* SHORT EXERCISE: Reproduce the data in its entirety, exactly as supplied.

* INPUT RECORDS:
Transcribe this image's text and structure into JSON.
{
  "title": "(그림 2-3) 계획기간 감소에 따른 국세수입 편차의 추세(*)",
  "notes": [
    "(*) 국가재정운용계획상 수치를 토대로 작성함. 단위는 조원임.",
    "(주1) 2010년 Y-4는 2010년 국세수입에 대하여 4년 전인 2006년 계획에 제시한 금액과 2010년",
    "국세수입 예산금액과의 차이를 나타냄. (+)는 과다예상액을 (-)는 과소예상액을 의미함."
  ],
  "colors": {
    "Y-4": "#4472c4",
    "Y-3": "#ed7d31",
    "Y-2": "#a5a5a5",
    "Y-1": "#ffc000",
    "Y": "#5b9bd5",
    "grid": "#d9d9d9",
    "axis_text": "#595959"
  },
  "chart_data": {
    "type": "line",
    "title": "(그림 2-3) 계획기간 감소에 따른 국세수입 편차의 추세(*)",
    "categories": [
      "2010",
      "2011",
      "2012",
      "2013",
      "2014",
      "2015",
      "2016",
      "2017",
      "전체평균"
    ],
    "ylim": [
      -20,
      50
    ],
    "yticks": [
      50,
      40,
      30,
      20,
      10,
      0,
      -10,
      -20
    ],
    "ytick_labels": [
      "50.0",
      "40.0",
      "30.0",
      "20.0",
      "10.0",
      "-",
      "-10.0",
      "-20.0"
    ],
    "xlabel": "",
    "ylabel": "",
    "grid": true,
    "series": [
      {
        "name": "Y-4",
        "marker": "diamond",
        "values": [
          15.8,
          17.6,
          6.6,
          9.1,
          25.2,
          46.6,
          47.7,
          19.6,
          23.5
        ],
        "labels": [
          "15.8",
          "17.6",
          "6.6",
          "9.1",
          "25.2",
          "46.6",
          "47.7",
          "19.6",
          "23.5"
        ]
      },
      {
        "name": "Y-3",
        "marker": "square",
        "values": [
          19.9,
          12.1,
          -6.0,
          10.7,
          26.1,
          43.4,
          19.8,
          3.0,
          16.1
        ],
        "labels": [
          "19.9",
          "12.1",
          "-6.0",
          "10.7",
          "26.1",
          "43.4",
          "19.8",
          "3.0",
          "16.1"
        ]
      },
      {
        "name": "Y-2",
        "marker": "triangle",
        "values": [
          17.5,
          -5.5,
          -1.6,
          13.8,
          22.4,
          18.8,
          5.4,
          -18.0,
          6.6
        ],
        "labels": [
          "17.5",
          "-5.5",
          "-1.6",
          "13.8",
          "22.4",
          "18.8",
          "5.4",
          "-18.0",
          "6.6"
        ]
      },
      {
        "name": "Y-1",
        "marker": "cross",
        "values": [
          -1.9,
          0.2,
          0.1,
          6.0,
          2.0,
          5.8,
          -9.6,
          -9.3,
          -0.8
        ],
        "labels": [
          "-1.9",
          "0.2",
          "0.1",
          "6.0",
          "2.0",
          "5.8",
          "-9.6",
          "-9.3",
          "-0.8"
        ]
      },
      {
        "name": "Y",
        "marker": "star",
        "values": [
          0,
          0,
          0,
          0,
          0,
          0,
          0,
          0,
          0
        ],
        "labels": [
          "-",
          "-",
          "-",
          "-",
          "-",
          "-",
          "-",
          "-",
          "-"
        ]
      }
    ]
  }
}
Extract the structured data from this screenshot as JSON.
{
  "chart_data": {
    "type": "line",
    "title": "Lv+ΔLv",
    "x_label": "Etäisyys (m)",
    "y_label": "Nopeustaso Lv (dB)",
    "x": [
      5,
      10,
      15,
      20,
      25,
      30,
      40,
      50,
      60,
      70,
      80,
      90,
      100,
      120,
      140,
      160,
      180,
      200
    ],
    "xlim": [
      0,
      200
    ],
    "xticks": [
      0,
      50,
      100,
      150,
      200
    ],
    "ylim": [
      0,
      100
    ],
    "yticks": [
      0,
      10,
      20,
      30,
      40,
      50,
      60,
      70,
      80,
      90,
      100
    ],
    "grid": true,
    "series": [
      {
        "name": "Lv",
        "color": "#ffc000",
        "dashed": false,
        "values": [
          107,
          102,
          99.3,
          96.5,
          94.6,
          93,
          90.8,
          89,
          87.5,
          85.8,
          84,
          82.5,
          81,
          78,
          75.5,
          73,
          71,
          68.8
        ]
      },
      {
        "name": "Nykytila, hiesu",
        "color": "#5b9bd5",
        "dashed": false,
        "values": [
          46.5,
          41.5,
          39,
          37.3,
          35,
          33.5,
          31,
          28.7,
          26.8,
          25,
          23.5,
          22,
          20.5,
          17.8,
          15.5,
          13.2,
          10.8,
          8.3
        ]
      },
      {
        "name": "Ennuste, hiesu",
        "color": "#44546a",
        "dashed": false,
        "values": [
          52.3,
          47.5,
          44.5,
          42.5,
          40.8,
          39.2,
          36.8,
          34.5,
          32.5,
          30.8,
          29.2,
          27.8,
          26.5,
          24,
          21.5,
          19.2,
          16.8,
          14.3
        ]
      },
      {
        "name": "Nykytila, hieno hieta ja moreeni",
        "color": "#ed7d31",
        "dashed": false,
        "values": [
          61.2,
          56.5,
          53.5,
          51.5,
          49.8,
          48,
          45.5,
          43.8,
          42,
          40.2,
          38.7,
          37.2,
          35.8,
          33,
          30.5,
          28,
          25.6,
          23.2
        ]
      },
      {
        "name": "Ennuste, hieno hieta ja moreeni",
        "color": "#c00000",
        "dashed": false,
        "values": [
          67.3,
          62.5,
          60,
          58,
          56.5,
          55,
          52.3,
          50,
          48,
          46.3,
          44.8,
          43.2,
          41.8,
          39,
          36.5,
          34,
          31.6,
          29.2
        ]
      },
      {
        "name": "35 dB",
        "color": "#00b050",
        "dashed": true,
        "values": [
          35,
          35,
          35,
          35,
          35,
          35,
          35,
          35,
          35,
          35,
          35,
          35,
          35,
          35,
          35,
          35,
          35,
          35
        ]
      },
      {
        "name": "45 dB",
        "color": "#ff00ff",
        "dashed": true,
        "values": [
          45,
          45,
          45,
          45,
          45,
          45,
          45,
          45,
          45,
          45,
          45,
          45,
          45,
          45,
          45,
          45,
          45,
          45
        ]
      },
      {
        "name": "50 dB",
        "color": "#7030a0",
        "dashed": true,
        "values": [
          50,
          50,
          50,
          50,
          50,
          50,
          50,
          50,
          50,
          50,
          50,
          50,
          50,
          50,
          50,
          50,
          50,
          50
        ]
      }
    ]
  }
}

* SOLUTION:
Transcribe this image's text and structure into JSON.
{
  "title": "(그림 2-3) 계획기간 감소에 따른 국세수입 편차의 추세(*)",
  "notes": [
    "(*) 국가재정운용계획상 수치를 토대로 작성함. 단위는 조원임.",
    "(주1) 2010년 Y-4는 2010년 국세수입에 대하여 4년 전인 2006년 계획에 제시한 금액과 2010년",
    "국세수입 예산금액과의 차이를 나타냄. (+)는 과다예상액을 (-)는 과소예상액을 의미함."
  ],
  "colors": {
    "Y-4": "#4472c4",
    "Y-3": "#ed7d31",
    "Y-2": "#a5a5a5",
    "Y-1": "#ffc000",
    "Y": "#5b9bd5",
    "grid": "#d9d9d9",
    "axis_text": "#595959"
  },
  "chart_data": {
    "type": "line",
    "title": "(그림 2-3) 계획기간 감소에 따른 국세수입 편차의 추세(*)",
    "categories": [
      "2010",
      "2011",
      "2012",
      "2013",
      "2014",
      "2015",
      "2016",
      "2017",
      "전체평균"
    ],
    "ylim": [
      -20,
      50
    ],
    "yticks": [
      50,
      40,
      30,
      20,
      10,
      0,
      -10,
      -20
    ],
    "ytick_labels": [
      "50.0",
      "40.0",
      "30.0",
      "20.0",
      "10.0",
      "-",
      "-10.0",
      "-20.0"
    ],
    "xlabel": "",
    "ylabel": "",
    "grid": true,
    "series": [
      {
        "name": "Y-4",
        "marker": "diamond",
        "values": [
          15.8,
          17.6,
          6.6,
          9.1,
          25.2,
          46.6,
          47.7,
          19.6,
          23.5
        ],
        "labels": [
          "15.8",
          "17.6",
          "6.6",
          "9.1",
          "25.2",
          "46.6",
          "47.7",
          "19.6",
          "23.5"
        ]
      },
      {
        "name": "Y-3",
        "marker": "square",
        "values": [
          19.9,
          12.1,
          -6.0,
          10.7,
          26.1,
          43.4,
          19.8,
          3.0,
          16.1
        ],
        "labels": [
          "19.9",
          "12.1",
          "-6.0",
          "10.7",
          "26.1",
          "43.4",
          "19.8",
          "3.0",
          "16.1"
        ]
      },
      {
        "name": "Y-2",
        "marker": "triangle",
        "values": [
          17.5,
          -5.5,
          -1.6,
          13.8,
          22.4,
          18.8,
          5.4,
          -18.0,
          6.6
        ],
        "labels": [
          "17.5",
          "-5.5",
          "-1.6",
          "13.8",
          "22.4",
          "18.8",
          "5.4",
          "-18.0",
          "6.6"
        ]
      },
      {
        "name": "Y-1",
        "marker": "cross",
        "values": [
          -1.9,
          0.2,
          0.1,
          6.0,
          2.0,
          5.8,
          -9.6,
          -9.3,
          -0.8
        ],
        "labels": [
          "-1.9",
          "0.2",
          "0.1",
          "6.0",
          "2.0",
          "5.8",
          "-9.6",
          "-9.3",
          "-0.8"
        ]
      },
      {
        "name": "Y",
        "marker": "star",
        "values": [
          0,
          0,
          0,
          0,
          0,
          0,
          0,
          0,
          0
        ],
        "labels": [
          "-",
          "-",
          "-",
          "-",
          "-",
          "-",
          "-",
          "-",
          "-"
        ]
      }
    ]
  }
}
Extract the structured data from this screenshot as JSON.
{
  "chart_data": {
    "type": "line",
    "title": "Lv+ΔLv",
    "x_label": "Etäisyys (m)",
    "y_label": "Nopeustaso Lv (dB)",
    "x": [
      5,
      10,
      15,
      20,
      25,
      30,
      40,
      50,
      60,
      70,
      80,
      90,
      100,
      120,
      140,
      160,
      180,
      200
    ],
    "xlim": [
      0,
      200
    ],
    "xticks": [
      0,
      50,
      100,
      150,
      200
    ],
    "ylim": [
      0,
      100
    ],
    "yticks": [
      0,
      10,
      20,
      30,
      40,
      50,
      60,
      70,
      80,
      90,
      100
    ],
    "grid": true,
    "series": [
      {
        "name": "Lv",
        "color": "#ffc000",
        "dashed": false,
        "values": [
          107,
          102,
          99.3,
          96.5,
          94.6,
          93,
          90.8,
          89,
          87.5,
          85.8,
          84,
          82.5,
          81,
          78,
          75.5,
          73,
          71,
          68.8
        ]
      },
      {
        "name": "Nykytila, hiesu",
        "color": "#5b9bd5",
        "dashed": false,
        "values": [
          46.5,
          41.5,
          39,
          37.3,
          35,
          33.5,
          31,
          28.7,
          26.8,
          25,
          23.5,
          22,
          20.5,
          17.8,
          15.5,
          13.2,
          10.8,
          8.3
        ]
      },
      {
        "name": "Ennuste, hiesu",
        "color": "#44546a",
        "dashed": false,
        "values": [
          52.3,
          47.5,
          44.5,
          42.5,
          40.8,
          39.2,
          36.8,
          34.5,
          32.5,
          30.8,
          29.2,
          27.8,
          26.5,
          24,
          21.5,
          19.2,
          16.8,
          14.3
        ]
      },
      {
        "name": "Nykytila, hieno hieta ja moreeni",
        "color": "#ed7d31",
        "dashed": false,
        "values": [
          61.2,
          56.5,
          53.5,
          51.5,
          49.8,
          48,
          45.5,
          43.8,
          42,
          40.2,
          38.7,
          37.2,
          35.8,
          33,
          30.5,
          28,
          25.6,
          23.2
        ]
      },
      {
        "name": "Ennuste, hieno hieta ja moreeni",
        "color": "#c00000",
        "dashed": false,
        "values": [
          67.3,
          62.5,
          60,
          58,
          56.5,
          55,
          52.3,
          50,
          48,
          46.3,
          44.8,
          43.2,
          41.8,
          39,
          36.5,
          34,
          31.6,
          29.2
        ]
      },
      {
        "name": "35 dB",
        "color": "#00b050",
        "dashed": true,
        "values": [
          35,
          35,
          35,
          35,
          35,
          35,
          35,
          35,
          35,
          35,
          35,
          35,
          35,
          35,
          35,
          35,
          35,
          35
        ]
      },
      {
        "name": "45 dB",
        "color": "#ff00ff",
        "dashed": true,
        "values": [
          45,
          45,
          45,
          45,
          45,
          45,
          45,
          45,
          45,
          45,
          45,
          45,
          45,
          45,
          45,
          45,
          45,
          45
        ]
      },
      {
        "name": "50 dB",
        "color": "#7030a0",
        "dashed": true,
        "values": [
          50,
          50,
          50,
          50,
          50,
          50,
          50,
          50,
          50,
          50,
          50,
          50,
          50,
          50,
          50,
          50,
          50,
          50
        ]
      }
    ]
  }
}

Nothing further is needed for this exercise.